**Given task:** Set down, in full, every record in the block.

Rows from a figure dataset
════════
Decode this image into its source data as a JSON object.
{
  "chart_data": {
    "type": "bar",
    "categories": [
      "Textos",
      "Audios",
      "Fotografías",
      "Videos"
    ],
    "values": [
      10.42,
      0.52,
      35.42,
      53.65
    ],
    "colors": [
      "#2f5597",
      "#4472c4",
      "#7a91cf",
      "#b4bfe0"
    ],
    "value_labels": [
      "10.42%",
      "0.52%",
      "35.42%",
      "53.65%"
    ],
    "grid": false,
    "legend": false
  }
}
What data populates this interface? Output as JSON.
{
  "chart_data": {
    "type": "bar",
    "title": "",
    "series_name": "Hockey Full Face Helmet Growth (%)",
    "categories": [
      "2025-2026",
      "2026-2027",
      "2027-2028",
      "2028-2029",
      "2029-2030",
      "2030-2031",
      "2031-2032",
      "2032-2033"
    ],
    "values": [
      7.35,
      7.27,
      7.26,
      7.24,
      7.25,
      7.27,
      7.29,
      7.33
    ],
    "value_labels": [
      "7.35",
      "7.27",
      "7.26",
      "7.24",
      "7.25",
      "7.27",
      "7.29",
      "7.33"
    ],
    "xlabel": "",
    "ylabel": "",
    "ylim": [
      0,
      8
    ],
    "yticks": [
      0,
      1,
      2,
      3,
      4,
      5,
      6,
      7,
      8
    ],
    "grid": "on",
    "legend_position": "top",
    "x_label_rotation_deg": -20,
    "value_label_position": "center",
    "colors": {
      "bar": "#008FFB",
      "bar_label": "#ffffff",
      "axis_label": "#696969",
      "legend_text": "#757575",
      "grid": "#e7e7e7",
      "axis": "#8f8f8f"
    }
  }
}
════════
**Task answer:**
Decode this image into its source data as a JSON object.
{
  "chart_data": {
    "type": "bar",
    "categories": [
      "Textos",
      "Audios",
      "Fotografías",
      "Videos"
    ],
    "values": [
      10.42,
      0.52,
      35.42,
      53.65
    ],
    "colors": [
      "#2f5597",
      "#4472c4",
      "#7a91cf",
      "#b4bfe0"
    ],
    "value_labels": [
      "10.42%",
      "0.52%",
      "35.42%",
      "53.65%"
    ],
    "grid": false,
    "legend": false
  }
}
What data populates this interface? Output as JSON.
{
  "chart_data": {
    "type": "bar",
    "title": "",
    "series_name": "Hockey Full Face Helmet Growth (%)",
    "categories": [
      "2025-2026",
      "2026-2027",
      "2027-2028",
      "2028-2029",
      "2029-2030",
      "2030-2031",
      "2031-2032",
      "2032-2033"
    ],
    "values": [
      7.35,
      7.27,
      7.26,
      7.24,
      7.25,
      7.27,
      7.29,
      7.33
    ],
    "value_labels": [
      "7.35",
      "7.27",
      "7.26",
      "7.24",
      "7.25",
      "7.27",
      "7.29",
      "7.33"
    ],
    "xlabel": "",
    "ylabel": "",
    "ylim": [
      0,
      8
    ],
    "yticks": [
      0,
      1,
      2,
      3,
      4,
      5,
      6,
      7,
      8
    ],
    "grid": "on",
    "legend_position": "top",
    "x_label_rotation_deg": -20,
    "value_label_position": "center",
    "colors": {
      "bar": "#008FFB",
      "bar_label": "#ffffff",
      "axis_label": "#696969",
      "legend_text": "#757575",
      "grid": "#e7e7e7",
      "axis": "#8f8f8f"
    }
  }
}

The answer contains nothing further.